(Collection entries)

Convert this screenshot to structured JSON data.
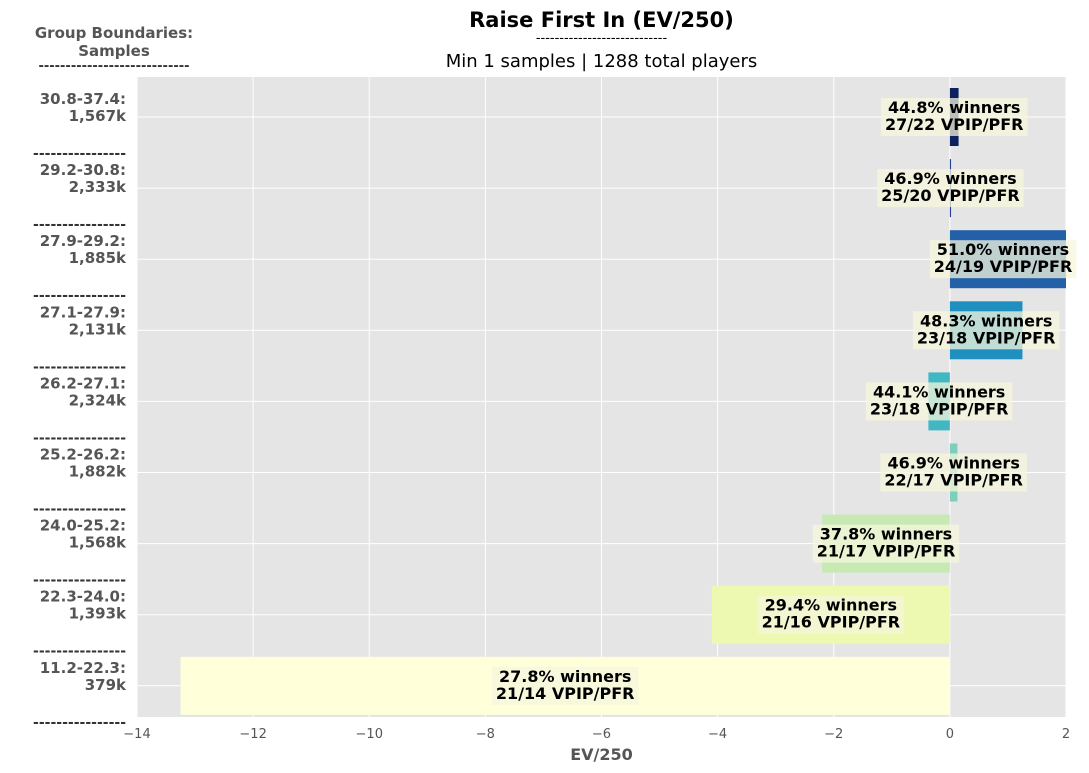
{
  "header": {
    "title": "Raise First In (EV/250)",
    "title_rule": "----------------------------",
    "subtitle": "Min 1 samples | 1288 total players",
    "group_heading_line1": "Group Boundaries:",
    "group_heading_line2": "Samples",
    "group_heading_rule": "----------------------------"
  },
  "chart_data": {
    "type": "bar",
    "orientation": "horizontal",
    "xlabel": "EV/250",
    "xlim": [
      -14,
      2
    ],
    "xticks": [
      -14,
      -12,
      -10,
      -8,
      -6,
      -4,
      -2,
      0,
      2
    ],
    "grid": true,
    "group_separator": "----------------",
    "categories": [
      {
        "range": "30.8-37.4:",
        "samples": "1,567k",
        "value": 0.15,
        "color": "#0c1f5e",
        "winners": "44.8% winners",
        "vpip_pfr": "27/22 VPIP/PFR"
      },
      {
        "range": "29.2-30.8:",
        "samples": "2,333k",
        "value": 0.02,
        "color": "#243c9c",
        "winners": "46.9% winners",
        "vpip_pfr": "25/20 VPIP/PFR"
      },
      {
        "range": "27.9-29.2:",
        "samples": "1,885k",
        "value": 2.0,
        "color": "#2360a8",
        "winners": "51.0% winners",
        "vpip_pfr": "24/19 VPIP/PFR"
      },
      {
        "range": "27.1-27.9:",
        "samples": "2,131k",
        "value": 1.25,
        "color": "#1f8fc0",
        "winners": "48.3% winners",
        "vpip_pfr": "23/18 VPIP/PFR"
      },
      {
        "range": "26.2-27.1:",
        "samples": "2,324k",
        "value": -0.37,
        "color": "#42b7c4",
        "winners": "44.1% winners",
        "vpip_pfr": "23/18 VPIP/PFR"
      },
      {
        "range": "25.2-26.2:",
        "samples": "1,882k",
        "value": 0.13,
        "color": "#7fcdbb",
        "winners": "46.9% winners",
        "vpip_pfr": "22/17 VPIP/PFR"
      },
      {
        "range": "24.0-25.2:",
        "samples": "1,568k",
        "value": -2.2,
        "color": "#c7e9b4",
        "winners": "37.8% winners",
        "vpip_pfr": "21/17 VPIP/PFR"
      },
      {
        "range": "22.3-24.0:",
        "samples": "1,393k",
        "value": -4.1,
        "color": "#edf8b1",
        "winners": "29.4% winners",
        "vpip_pfr": "21/16 VPIP/PFR"
      },
      {
        "range": "11.2-22.3:",
        "samples": "379k",
        "value": -13.25,
        "color": "#ffffd9",
        "winners": "27.8% winners",
        "vpip_pfr": "21/14 VPIP/PFR"
      }
    ],
    "colors": {
      "plot_background": "#e5e5e5",
      "grid": "#ffffff",
      "label_box": "#f5f5dc",
      "axis_text": "#555555"
    }
  }
}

## Work instructions
Transcribe all of the material exactly, leaving out whatever pictures it contains.

## The result
Convert this screenshot to structured JSON data.
{
  "header": {
    "title": "Raise First In (EV/250)",
    "title_rule": "----------------------------",
    "subtitle": "Min 1 samples | 1288 total players",
    "group_heading_line1": "Group Boundaries:",
    "group_heading_line2": "Samples",
    "group_heading_rule": "----------------------------"
  },
  "chart_data": {
    "type": "bar",
    "orientation": "horizontal",
    "xlabel": "EV/250",
    "xlim": [
      -14,
      2
    ],
    "xticks": [
      -14,
      -12,
      -10,
      -8,
      -6,
      -4,
      -2,
      0,
      2
    ],
    "grid": true,
    "group_separator": "----------------",
    "categories": [
      {
        "range": "30.8-37.4:",
        "samples": "1,567k",
        "value": 0.15,
        "color": "#0c1f5e",
        "winners": "44.8% winners",
        "vpip_pfr": "27/22 VPIP/PFR"
      },
      {
        "range": "29.2-30.8:",
        "samples": "2,333k",
        "value": 0.02,
        "color": "#243c9c",
        "winners": "46.9% winners",
        "vpip_pfr": "25/20 VPIP/PFR"
      },
      {
        "range": "27.9-29.2:",
        "samples": "1,885k",
        "value": 2.0,
        "color": "#2360a8",
        "winners": "51.0% winners",
        "vpip_pfr": "24/19 VPIP/PFR"
      },
      {
        "range": "27.1-27.9:",
        "samples": "2,131k",
        "value": 1.25,
        "color": "#1f8fc0",
        "winners": "48.3% winners",
        "vpip_pfr": "23/18 VPIP/PFR"
      },
      {
        "range": "26.2-27.1:",
        "samples": "2,324k",
        "value": -0.37,
        "color": "#42b7c4",
        "winners": "44.1% winners",
        "vpip_pfr": "23/18 VPIP/PFR"
      },
      {
        "range": "25.2-26.2:",
        "samples": "1,882k",
        "value": 0.13,
        "color": "#7fcdbb",
        "winners": "46.9% winners",
        "vpip_pfr": "22/17 VPIP/PFR"
      },
      {
        "range": "24.0-25.2:",
        "samples": "1,568k",
        "value": -2.2,
        "color": "#c7e9b4",
        "winners": "37.8% winners",
        "vpip_pfr": "21/17 VPIP/PFR"
      },
      {
        "range": "22.3-24.0:",
        "samples": "1,393k",
        "value": -4.1,
        "color": "#edf8b1",
        "winners": "29.4% winners",
        "vpip_pfr": "21/16 VPIP/PFR"
      },
      {
        "range": "11.2-22.3:",
        "samples": "379k",
        "value": -13.25,
        "color": "#ffffd9",
        "winners": "27.8% winners",
        "vpip_pfr": "21/14 VPIP/PFR"
      }
    ],
    "colors": {
      "plot_background": "#e5e5e5",
      "grid": "#ffffff",
      "label_box": "#f5f5dc",
      "axis_text": "#555555"
    }
  }
}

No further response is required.